::: Entries provided :::
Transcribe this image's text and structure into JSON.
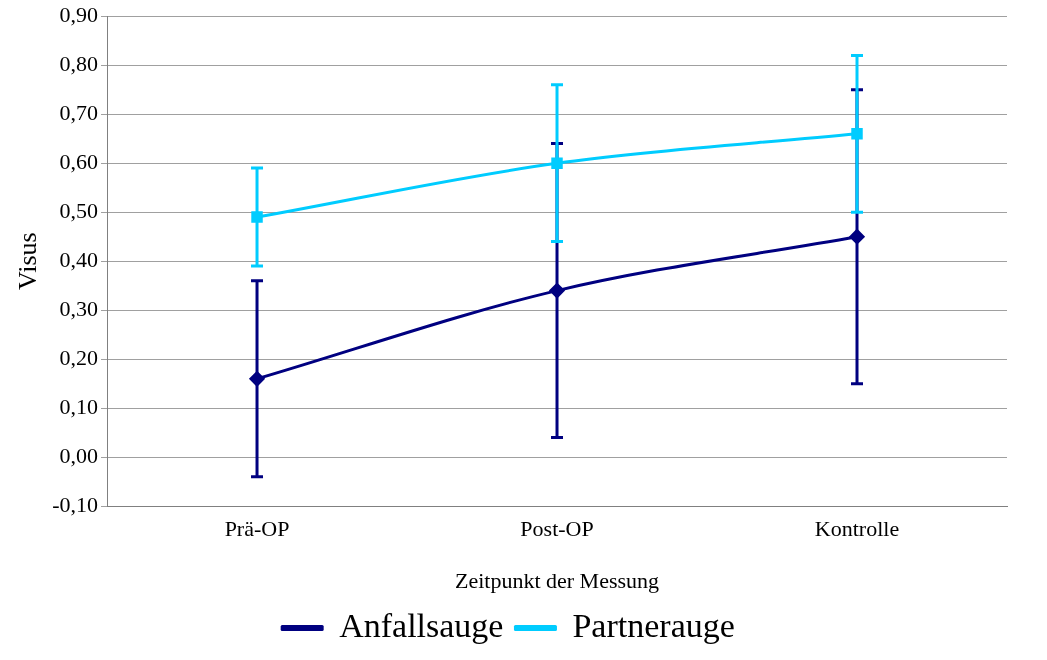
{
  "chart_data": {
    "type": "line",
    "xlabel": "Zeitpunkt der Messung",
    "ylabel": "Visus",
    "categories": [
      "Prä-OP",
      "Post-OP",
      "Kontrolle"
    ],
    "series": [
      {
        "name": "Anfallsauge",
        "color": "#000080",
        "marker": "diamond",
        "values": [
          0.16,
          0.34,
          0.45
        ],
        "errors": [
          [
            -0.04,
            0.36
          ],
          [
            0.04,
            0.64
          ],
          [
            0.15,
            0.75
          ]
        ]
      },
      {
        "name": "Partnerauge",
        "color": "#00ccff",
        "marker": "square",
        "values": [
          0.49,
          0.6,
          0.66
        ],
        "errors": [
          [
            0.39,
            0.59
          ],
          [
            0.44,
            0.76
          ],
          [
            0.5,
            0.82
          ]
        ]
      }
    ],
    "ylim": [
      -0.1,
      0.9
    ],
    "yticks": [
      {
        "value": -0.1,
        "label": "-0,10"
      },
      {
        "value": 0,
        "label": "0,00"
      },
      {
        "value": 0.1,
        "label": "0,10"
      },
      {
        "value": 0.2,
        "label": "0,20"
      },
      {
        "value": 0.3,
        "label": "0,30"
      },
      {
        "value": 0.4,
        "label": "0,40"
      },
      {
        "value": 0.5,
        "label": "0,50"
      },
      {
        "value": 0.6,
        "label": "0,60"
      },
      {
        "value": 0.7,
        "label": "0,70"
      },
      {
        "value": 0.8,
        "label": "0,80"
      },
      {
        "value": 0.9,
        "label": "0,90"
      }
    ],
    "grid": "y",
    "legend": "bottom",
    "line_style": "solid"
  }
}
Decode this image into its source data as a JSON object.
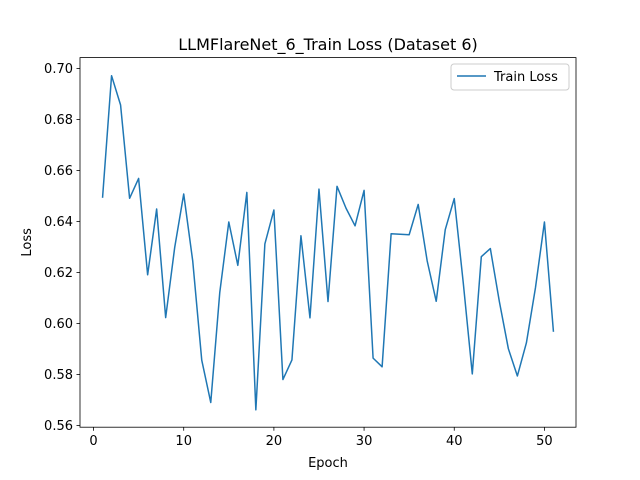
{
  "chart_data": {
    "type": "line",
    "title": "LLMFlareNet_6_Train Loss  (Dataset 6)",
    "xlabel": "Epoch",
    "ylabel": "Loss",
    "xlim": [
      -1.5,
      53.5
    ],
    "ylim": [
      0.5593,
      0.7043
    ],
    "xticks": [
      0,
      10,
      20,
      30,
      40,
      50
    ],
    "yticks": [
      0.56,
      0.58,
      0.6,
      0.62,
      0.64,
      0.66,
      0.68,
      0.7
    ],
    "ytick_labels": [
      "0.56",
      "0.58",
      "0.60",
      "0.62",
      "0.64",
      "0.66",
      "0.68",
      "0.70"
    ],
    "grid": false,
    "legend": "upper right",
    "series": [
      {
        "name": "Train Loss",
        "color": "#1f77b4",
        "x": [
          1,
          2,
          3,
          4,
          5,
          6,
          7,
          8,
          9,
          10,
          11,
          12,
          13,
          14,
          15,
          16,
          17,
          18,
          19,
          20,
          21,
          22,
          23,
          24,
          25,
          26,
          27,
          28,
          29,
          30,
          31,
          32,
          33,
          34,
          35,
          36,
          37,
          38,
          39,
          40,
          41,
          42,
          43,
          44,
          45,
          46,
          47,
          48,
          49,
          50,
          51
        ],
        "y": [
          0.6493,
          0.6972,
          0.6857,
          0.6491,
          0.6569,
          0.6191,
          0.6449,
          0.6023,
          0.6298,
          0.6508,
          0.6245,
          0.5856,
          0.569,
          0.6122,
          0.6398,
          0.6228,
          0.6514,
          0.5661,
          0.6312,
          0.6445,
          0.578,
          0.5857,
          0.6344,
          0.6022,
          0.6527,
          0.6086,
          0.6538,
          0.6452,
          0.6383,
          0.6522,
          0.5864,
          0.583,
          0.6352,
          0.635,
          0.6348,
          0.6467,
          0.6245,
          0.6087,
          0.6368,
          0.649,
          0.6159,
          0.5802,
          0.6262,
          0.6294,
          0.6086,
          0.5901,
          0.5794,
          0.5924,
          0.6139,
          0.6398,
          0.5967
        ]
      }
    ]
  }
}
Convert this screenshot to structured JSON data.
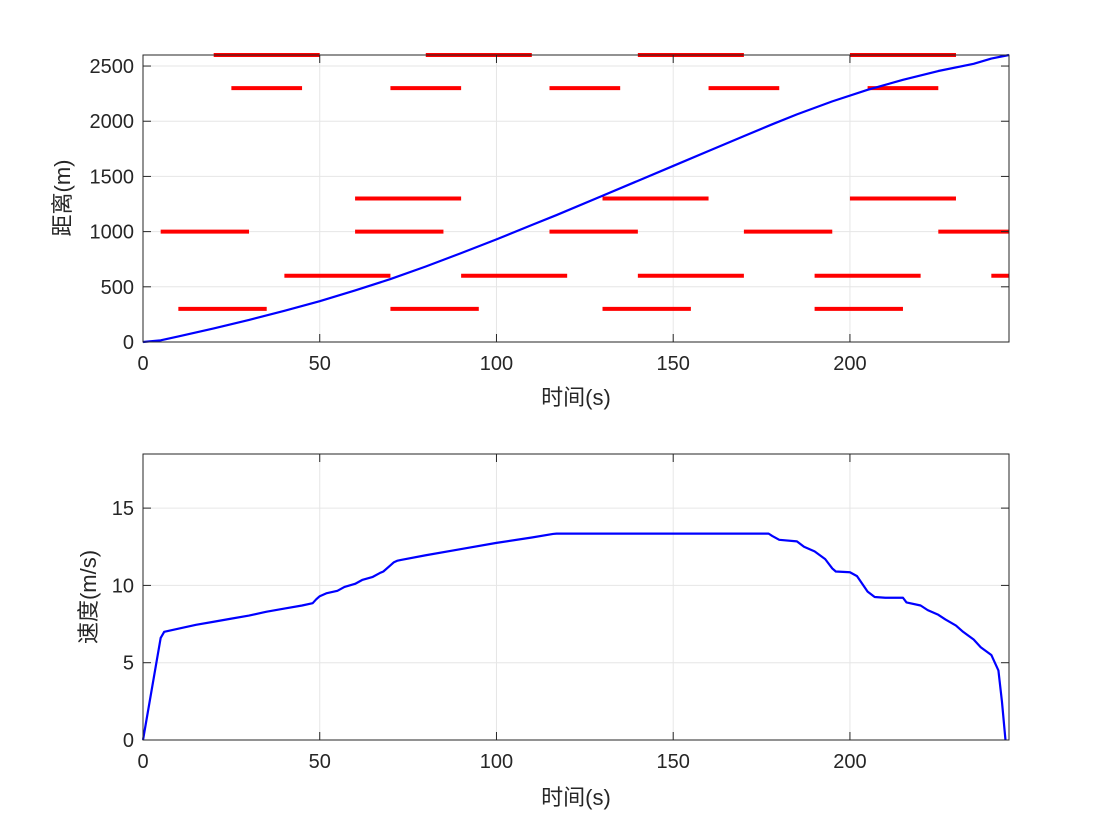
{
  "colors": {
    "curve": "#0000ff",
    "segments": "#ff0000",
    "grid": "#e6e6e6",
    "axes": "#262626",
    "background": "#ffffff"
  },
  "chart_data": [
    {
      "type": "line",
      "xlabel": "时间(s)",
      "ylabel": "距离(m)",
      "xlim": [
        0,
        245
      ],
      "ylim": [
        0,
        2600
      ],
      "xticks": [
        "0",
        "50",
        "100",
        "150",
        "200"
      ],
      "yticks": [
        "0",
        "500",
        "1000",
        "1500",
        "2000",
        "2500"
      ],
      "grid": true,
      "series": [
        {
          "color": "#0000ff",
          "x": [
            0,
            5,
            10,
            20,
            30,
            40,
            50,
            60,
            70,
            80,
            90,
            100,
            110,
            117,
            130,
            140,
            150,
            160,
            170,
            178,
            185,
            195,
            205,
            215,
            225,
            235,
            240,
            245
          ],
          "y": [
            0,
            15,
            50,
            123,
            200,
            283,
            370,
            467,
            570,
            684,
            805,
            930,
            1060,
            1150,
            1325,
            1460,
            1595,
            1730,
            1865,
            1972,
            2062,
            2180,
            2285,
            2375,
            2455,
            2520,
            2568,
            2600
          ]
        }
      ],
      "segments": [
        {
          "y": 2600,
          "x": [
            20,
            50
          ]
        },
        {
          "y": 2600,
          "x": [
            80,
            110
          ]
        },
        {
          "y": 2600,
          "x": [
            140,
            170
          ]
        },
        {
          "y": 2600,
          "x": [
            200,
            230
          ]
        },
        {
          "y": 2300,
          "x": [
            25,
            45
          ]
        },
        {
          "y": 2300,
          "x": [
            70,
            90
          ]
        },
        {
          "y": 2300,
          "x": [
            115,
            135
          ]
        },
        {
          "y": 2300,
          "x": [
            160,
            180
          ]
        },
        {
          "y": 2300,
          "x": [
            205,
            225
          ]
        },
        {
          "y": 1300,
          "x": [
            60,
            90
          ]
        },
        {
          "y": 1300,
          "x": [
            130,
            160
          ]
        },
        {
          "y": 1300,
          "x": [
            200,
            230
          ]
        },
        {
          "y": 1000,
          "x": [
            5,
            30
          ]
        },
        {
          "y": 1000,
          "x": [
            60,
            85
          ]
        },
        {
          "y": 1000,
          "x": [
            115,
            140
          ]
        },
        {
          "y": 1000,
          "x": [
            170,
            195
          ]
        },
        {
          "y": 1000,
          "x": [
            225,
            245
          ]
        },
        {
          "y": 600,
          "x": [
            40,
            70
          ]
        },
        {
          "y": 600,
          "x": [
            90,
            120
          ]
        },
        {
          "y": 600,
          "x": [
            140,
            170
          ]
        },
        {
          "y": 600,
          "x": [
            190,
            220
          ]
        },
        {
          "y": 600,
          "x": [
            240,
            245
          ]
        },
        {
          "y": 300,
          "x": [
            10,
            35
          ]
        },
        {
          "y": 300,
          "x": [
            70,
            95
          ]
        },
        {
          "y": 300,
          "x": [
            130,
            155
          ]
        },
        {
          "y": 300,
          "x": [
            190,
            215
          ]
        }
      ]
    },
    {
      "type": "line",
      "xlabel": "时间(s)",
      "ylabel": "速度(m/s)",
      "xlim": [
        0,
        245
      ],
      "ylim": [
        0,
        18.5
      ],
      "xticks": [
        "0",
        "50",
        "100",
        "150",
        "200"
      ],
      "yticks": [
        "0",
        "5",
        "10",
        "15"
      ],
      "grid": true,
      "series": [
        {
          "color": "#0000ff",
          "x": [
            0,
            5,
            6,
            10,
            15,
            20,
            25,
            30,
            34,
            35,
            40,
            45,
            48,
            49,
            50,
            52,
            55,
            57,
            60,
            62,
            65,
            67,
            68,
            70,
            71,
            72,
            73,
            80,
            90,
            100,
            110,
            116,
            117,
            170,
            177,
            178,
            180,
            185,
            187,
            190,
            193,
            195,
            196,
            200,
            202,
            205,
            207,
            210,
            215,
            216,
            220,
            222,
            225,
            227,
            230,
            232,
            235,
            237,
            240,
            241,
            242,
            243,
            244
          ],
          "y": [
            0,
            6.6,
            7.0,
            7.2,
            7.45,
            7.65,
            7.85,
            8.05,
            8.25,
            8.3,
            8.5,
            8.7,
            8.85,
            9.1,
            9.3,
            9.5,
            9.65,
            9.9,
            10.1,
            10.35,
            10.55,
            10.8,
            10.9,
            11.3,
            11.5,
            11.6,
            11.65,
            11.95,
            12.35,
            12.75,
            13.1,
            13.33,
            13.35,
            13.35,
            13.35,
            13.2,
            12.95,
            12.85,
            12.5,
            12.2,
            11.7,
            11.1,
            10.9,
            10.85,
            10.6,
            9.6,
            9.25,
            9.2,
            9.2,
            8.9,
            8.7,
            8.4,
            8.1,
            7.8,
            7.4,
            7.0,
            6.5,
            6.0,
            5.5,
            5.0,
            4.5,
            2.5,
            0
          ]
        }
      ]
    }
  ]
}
:::
[Exercise brief]
Lines that include the word "ylabel" are to be extracted from the data above.

[Exercise answer]
    "ylabel": "Visus",
    "ylabel": "Loss",
      "ylabel": "距离(m)",
      "ylabel": "速度(m/s)",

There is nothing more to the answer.